▶ STATED PROBLEM:
In the material below, list every line carrying the string "values".

▶ Data entries for graphics:

--------------------

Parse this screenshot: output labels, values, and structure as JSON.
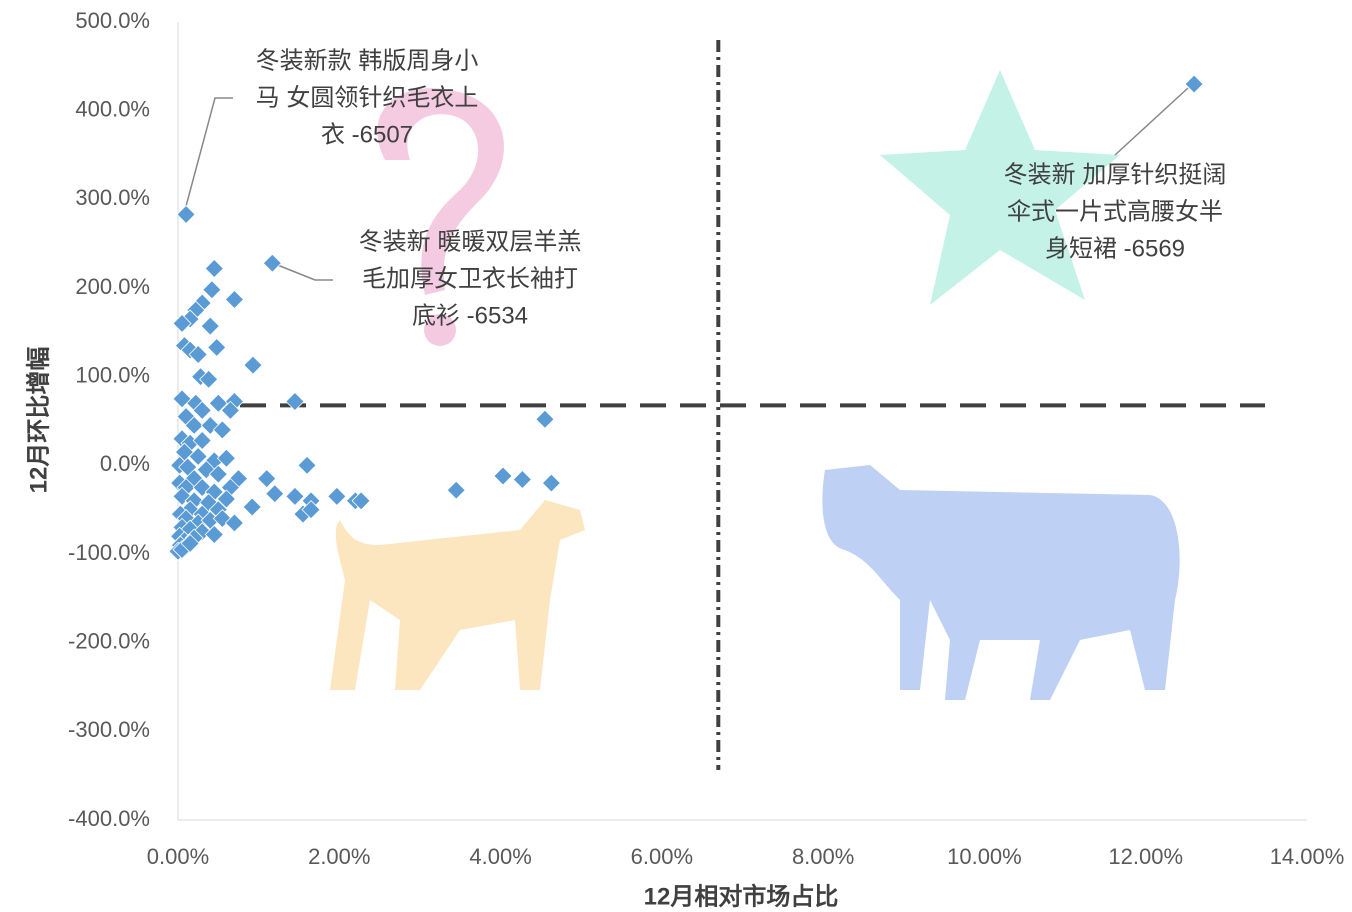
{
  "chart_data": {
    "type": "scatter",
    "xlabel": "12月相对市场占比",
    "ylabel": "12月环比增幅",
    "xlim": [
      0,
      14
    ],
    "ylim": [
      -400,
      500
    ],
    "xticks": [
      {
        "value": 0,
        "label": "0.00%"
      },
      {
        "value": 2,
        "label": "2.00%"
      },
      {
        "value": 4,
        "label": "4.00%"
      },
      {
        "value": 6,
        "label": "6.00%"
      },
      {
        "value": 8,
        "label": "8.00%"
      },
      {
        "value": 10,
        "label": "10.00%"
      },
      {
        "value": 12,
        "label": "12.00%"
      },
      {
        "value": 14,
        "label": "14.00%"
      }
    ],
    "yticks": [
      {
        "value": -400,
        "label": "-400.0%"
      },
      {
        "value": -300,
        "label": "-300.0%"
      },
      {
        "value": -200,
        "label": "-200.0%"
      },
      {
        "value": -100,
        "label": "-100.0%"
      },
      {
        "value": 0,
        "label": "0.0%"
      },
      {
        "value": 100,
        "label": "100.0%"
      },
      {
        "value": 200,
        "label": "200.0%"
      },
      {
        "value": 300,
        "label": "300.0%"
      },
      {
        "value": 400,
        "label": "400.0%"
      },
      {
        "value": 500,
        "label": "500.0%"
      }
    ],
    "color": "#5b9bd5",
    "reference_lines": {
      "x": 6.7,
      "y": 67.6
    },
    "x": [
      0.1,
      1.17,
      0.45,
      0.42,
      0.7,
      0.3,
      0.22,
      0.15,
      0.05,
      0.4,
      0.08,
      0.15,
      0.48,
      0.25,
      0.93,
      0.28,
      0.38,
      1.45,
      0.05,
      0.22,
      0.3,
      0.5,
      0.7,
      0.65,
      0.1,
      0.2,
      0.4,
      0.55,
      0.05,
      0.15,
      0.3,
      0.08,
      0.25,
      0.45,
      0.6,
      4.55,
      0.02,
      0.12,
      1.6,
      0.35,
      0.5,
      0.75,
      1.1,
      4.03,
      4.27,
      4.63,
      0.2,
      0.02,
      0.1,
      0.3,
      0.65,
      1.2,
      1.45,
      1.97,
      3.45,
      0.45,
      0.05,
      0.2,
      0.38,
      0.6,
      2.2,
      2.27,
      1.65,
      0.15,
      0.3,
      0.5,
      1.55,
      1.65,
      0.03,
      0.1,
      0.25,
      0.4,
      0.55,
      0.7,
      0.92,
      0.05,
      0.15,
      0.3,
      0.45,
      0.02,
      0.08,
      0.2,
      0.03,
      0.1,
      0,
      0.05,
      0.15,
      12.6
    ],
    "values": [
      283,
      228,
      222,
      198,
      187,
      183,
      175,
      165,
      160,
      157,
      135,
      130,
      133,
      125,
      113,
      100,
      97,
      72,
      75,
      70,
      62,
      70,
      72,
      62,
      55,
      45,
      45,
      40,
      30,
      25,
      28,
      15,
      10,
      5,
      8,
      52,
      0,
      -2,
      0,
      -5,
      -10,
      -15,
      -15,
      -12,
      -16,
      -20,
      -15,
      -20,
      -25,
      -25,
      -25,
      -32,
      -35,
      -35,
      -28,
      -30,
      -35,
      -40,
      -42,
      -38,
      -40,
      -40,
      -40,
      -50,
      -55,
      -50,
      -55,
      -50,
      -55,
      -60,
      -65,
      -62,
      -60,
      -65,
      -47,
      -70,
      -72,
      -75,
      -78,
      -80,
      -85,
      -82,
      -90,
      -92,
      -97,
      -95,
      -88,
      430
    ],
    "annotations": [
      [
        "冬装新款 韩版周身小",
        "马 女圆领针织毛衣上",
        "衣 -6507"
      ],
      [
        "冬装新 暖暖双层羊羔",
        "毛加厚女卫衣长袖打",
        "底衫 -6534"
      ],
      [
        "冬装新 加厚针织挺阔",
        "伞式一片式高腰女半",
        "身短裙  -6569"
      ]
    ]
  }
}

--------------------

▶ PROBLEM SOLUTION:
Parse this screenshot: output labels, values, and structure as JSON.
    "values": [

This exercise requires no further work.